### Instructions for the task
Search the material for the word "JSON" and report each line where it turns up.

### Dataset records
################
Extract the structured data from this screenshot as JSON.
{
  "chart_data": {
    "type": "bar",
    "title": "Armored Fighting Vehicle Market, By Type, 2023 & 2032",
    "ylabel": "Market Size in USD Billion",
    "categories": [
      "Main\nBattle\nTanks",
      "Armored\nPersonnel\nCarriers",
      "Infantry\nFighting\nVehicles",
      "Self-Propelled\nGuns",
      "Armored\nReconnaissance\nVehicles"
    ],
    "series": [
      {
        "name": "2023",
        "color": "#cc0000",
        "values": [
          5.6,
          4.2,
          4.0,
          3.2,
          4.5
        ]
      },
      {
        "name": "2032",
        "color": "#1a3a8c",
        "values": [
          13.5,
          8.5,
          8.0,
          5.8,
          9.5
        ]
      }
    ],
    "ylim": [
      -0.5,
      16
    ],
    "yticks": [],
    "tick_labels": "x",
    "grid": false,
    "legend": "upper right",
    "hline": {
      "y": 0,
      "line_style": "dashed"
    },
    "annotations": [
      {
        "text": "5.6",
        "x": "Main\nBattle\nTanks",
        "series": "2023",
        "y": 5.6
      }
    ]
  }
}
################
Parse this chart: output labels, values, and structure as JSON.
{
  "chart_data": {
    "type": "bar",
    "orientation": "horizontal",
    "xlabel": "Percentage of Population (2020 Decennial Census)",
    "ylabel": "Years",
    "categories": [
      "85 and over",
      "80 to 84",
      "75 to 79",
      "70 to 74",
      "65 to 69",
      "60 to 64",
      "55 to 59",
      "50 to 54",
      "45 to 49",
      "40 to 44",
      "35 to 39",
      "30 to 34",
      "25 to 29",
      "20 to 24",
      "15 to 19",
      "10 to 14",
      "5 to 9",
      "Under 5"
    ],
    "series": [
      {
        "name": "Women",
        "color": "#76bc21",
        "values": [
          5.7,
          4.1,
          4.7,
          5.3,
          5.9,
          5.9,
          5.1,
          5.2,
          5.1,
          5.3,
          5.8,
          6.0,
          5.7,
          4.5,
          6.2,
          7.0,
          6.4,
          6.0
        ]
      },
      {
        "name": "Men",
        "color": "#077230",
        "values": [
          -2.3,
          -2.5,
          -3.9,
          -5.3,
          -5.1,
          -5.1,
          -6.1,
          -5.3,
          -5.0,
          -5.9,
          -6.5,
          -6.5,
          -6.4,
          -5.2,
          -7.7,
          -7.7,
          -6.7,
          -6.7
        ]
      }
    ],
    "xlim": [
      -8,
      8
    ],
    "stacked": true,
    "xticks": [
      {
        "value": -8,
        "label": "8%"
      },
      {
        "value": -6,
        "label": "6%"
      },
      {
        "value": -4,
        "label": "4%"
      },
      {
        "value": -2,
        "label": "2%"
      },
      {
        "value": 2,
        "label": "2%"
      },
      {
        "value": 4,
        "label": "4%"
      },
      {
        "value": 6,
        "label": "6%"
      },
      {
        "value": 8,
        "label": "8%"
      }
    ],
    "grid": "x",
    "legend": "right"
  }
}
################
### The answer
Extract the structured data from this screenshot as JSON.
Parse this chart: output labels, values, and structure as JSON.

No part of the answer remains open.